■ Data excerpts ■
.....

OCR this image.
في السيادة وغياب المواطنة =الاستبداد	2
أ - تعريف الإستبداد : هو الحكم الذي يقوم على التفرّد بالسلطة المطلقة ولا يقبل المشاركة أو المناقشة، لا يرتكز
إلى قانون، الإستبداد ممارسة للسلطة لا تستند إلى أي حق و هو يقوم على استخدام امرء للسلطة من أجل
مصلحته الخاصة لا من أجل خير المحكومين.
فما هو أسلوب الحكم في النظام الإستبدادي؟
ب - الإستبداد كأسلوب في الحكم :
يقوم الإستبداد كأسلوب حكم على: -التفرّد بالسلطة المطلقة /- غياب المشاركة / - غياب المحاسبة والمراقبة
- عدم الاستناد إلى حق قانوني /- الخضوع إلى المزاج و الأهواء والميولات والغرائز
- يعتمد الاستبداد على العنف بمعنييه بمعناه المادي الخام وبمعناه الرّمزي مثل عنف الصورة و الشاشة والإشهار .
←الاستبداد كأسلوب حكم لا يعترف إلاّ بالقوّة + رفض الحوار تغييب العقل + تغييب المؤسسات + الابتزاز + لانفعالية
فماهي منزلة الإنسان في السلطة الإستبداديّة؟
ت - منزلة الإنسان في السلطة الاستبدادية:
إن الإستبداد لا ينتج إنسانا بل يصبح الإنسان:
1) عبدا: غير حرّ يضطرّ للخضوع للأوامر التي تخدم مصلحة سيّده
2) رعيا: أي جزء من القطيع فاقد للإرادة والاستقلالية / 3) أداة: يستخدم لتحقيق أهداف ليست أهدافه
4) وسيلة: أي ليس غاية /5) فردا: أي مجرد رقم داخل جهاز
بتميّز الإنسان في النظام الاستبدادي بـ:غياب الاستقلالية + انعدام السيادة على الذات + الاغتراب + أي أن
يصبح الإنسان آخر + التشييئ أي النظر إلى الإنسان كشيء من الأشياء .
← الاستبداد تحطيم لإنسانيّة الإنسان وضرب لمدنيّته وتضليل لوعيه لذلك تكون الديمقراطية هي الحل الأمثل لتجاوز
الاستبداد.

.....

■ Challenge ■
Using the records given above, list every line that includes the word "المطلقة".

■ Completed exercise ■
أ - تعريف الإستبداد : هو الحكم الذي يقوم على التفرّد بالسلطة المطلقة ولا يقبل المشاركة أو المناقشة، لا يرتكز
يقوم الإستبداد كأسلوب حكم على: -التفرّد بالسلطة المطلقة /- غياب المشاركة / - غياب المحاسبة والمراقبة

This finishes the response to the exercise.